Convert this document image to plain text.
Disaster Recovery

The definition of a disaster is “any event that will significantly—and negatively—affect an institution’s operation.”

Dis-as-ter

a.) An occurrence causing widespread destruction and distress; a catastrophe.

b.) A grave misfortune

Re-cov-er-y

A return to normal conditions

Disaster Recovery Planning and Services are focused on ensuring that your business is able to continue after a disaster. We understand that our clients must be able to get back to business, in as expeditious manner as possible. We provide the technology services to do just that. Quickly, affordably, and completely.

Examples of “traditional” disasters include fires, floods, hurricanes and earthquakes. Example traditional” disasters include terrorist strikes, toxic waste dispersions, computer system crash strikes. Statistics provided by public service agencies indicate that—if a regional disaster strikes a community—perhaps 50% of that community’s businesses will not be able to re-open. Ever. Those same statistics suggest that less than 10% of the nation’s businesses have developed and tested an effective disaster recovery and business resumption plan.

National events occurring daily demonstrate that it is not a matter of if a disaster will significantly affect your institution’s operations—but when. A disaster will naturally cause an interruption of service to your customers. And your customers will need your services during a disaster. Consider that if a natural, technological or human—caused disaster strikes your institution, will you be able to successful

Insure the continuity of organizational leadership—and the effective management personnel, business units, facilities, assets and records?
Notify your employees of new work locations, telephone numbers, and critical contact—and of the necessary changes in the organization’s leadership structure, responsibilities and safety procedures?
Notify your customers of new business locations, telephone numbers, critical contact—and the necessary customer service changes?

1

:::

What the task requires:
All the entries above need to be reproduced exactly.

The completed task:
Convert this document image to plain text.
Disaster Recovery

The definition of a disaster is “any event that will significantly—and negatively—affect an institution’s operation.”

Dis-as-ter

a.) An occurrence causing widespread destruction and distress; a catastrophe.

b.) A grave misfortune

Re-cov-er-y

A return to normal conditions

Disaster Recovery Planning and Services are focused on ensuring that your business is able to continue after a disaster. We understand that our clients must be able to get back to business, in as expeditious manner as possible. We provide the technology services to do just that. Quickly, affordably, and completely.

Examples of “traditional” disasters include fires, floods, hurricanes and earthquakes. Example traditional” disasters include terrorist strikes, toxic waste dispersions, computer system crash strikes. Statistics provided by public service agencies indicate that—if a regional disaster strikes a community—perhaps 50% of that community’s businesses will not be able to re-open. Ever. Those same statistics suggest that less than 10% of the nation’s businesses have developed and tested an effective disaster recovery and business resumption plan.

National events occurring daily demonstrate that it is not a matter of if a disaster will significantly affect your institution’s operations—but when. A disaster will naturally cause an interruption of service to your customers. And your customers will need your services during a disaster. Consider that if a natural, technological or human—caused disaster strikes your institution, will you be able to successful

Insure the continuity of organizational leadership—and the effective management personnel, business units, facilities, assets and records?
Notify your employees of new work locations, telephone numbers, and critical contact—and of the necessary changes in the organization’s leadership structure, responsibilities and safety procedures?
Notify your customers of new business locations, telephone numbers, critical contact—and the necessary customer service changes?

1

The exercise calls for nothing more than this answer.